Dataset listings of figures
______________________________
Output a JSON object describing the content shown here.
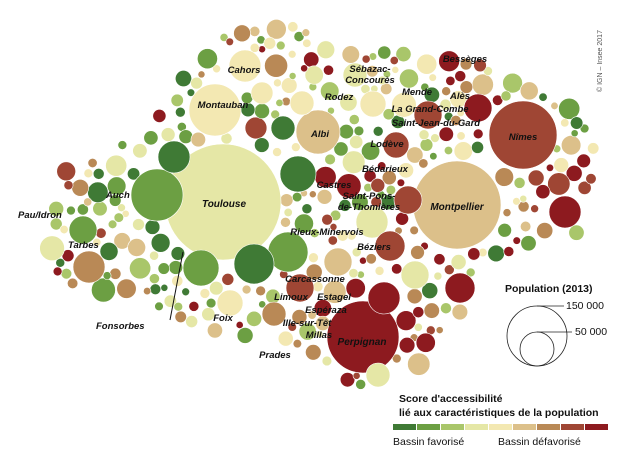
{
  "credit": "© IGN – Insee 2017",
  "palette": {
    "c1": "#3f7a35",
    "c2": "#6c9f43",
    "c3": "#a9c66a",
    "c4": "#e5e7a6",
    "c5": "#f3e8b2",
    "c6": "#dcc08a",
    "c7": "#b98956",
    "c8": "#9f4634",
    "c9": "#8d1a1f"
  },
  "cities": [
    {
      "id": "toulouse",
      "name": "Toulouse"
    },
    {
      "id": "montpellier",
      "name": "Montpellier"
    },
    {
      "id": "nimes",
      "name": "Nîmes"
    },
    {
      "id": "perpignan",
      "name": "Perpignan"
    },
    {
      "id": "beziers",
      "name": "Béziers"
    },
    {
      "id": "pau",
      "name": "Pau/Idron"
    },
    {
      "id": "tarbes",
      "name": "Tarbes"
    },
    {
      "id": "auch",
      "name": "Auch"
    },
    {
      "id": "montauban",
      "name": "Montauban"
    },
    {
      "id": "cahors",
      "name": "Cahors"
    },
    {
      "id": "albi",
      "name": "Albi"
    },
    {
      "id": "rodez",
      "name": "Rodez"
    },
    {
      "id": "sebazac",
      "name": "Sébazac-\nConcourès"
    },
    {
      "id": "mende",
      "name": "Mende"
    },
    {
      "id": "besseges",
      "name": "Bessèges"
    },
    {
      "id": "ales",
      "name": "Alès"
    },
    {
      "id": "grandcombe",
      "name": "La Grand-Combe"
    },
    {
      "id": "saintjean",
      "name": "Saint-Jean-du-Gard"
    },
    {
      "id": "lodeve",
      "name": "Lodève"
    },
    {
      "id": "bedarieux",
      "name": "Bédarieux"
    },
    {
      "id": "castres",
      "name": "Castres"
    },
    {
      "id": "saintpons",
      "name": "Saint-Pons-\nde-Thomières"
    },
    {
      "id": "rieux",
      "name": "Rieux-Minervois"
    },
    {
      "id": "carcassonne",
      "name": "Carcassonne"
    },
    {
      "id": "limoux",
      "name": "Limoux"
    },
    {
      "id": "estagel",
      "name": "Estagel"
    },
    {
      "id": "esperaza",
      "name": "Espéraza"
    },
    {
      "id": "ille",
      "name": "Ille-sur-Têt"
    },
    {
      "id": "millas",
      "name": "Millas"
    },
    {
      "id": "prades",
      "name": "Prades"
    },
    {
      "id": "foix",
      "name": "Foix"
    },
    {
      "id": "fonsorbes",
      "name": "Fonsorbes"
    }
  ],
  "population_legend": {
    "title": "Population (2013)",
    "values": [
      "150 000",
      "50 000"
    ]
  },
  "score_legend": {
    "title_line1": "Score d'accessibilité",
    "title_line2": "lié aux caractéristiques de la population",
    "low_label": "Bassin favorisé",
    "high_label": "Bassin défavorisé",
    "colors": [
      "#3f7a35",
      "#6c9f43",
      "#a9c66a",
      "#e5e7a6",
      "#f3e8b2",
      "#dcc08a",
      "#b98956",
      "#9f4634",
      "#8d1a1f"
    ]
  }
}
______________________________
> **What this task involves**: Transcribe the material exactly, keeping every word and none of the pictures.

> **Expected answer**:
Output a JSON object describing the content shown here.
{
  "credit": "© IGN – Insee 2017",
  "palette": {
    "c1": "#3f7a35",
    "c2": "#6c9f43",
    "c3": "#a9c66a",
    "c4": "#e5e7a6",
    "c5": "#f3e8b2",
    "c6": "#dcc08a",
    "c7": "#b98956",
    "c8": "#9f4634",
    "c9": "#8d1a1f"
  },
  "cities": [
    {
      "id": "toulouse",
      "name": "Toulouse"
    },
    {
      "id": "montpellier",
      "name": "Montpellier"
    },
    {
      "id": "nimes",
      "name": "Nîmes"
    },
    {
      "id": "perpignan",
      "name": "Perpignan"
    },
    {
      "id": "beziers",
      "name": "Béziers"
    },
    {
      "id": "pau",
      "name": "Pau/Idron"
    },
    {
      "id": "tarbes",
      "name": "Tarbes"
    },
    {
      "id": "auch",
      "name": "Auch"
    },
    {
      "id": "montauban",
      "name": "Montauban"
    },
    {
      "id": "cahors",
      "name": "Cahors"
    },
    {
      "id": "albi",
      "name": "Albi"
    },
    {
      "id": "rodez",
      "name": "Rodez"
    },
    {
      "id": "sebazac",
      "name": "Sébazac-\nConcourès"
    },
    {
      "id": "mende",
      "name": "Mende"
    },
    {
      "id": "besseges",
      "name": "Bessèges"
    },
    {
      "id": "ales",
      "name": "Alès"
    },
    {
      "id": "grandcombe",
      "name": "La Grand-Combe"
    },
    {
      "id": "saintjean",
      "name": "Saint-Jean-du-Gard"
    },
    {
      "id": "lodeve",
      "name": "Lodève"
    },
    {
      "id": "bedarieux",
      "name": "Bédarieux"
    },
    {
      "id": "castres",
      "name": "Castres"
    },
    {
      "id": "saintpons",
      "name": "Saint-Pons-\nde-Thomières"
    },
    {
      "id": "rieux",
      "name": "Rieux-Minervois"
    },
    {
      "id": "carcassonne",
      "name": "Carcassonne"
    },
    {
      "id": "limoux",
      "name": "Limoux"
    },
    {
      "id": "estagel",
      "name": "Estagel"
    },
    {
      "id": "esperaza",
      "name": "Espéraza"
    },
    {
      "id": "ille",
      "name": "Ille-sur-Têt"
    },
    {
      "id": "millas",
      "name": "Millas"
    },
    {
      "id": "prades",
      "name": "Prades"
    },
    {
      "id": "foix",
      "name": "Foix"
    },
    {
      "id": "fonsorbes",
      "name": "Fonsorbes"
    }
  ],
  "population_legend": {
    "title": "Population (2013)",
    "values": [
      "150 000",
      "50 000"
    ]
  },
  "score_legend": {
    "title_line1": "Score d'accessibilité",
    "title_line2": "lié aux caractéristiques de la population",
    "low_label": "Bassin favorisé",
    "high_label": "Bassin défavorisé",
    "colors": [
      "#3f7a35",
      "#6c9f43",
      "#a9c66a",
      "#e5e7a6",
      "#f3e8b2",
      "#dcc08a",
      "#b98956",
      "#9f4634",
      "#8d1a1f"
    ]
  }
}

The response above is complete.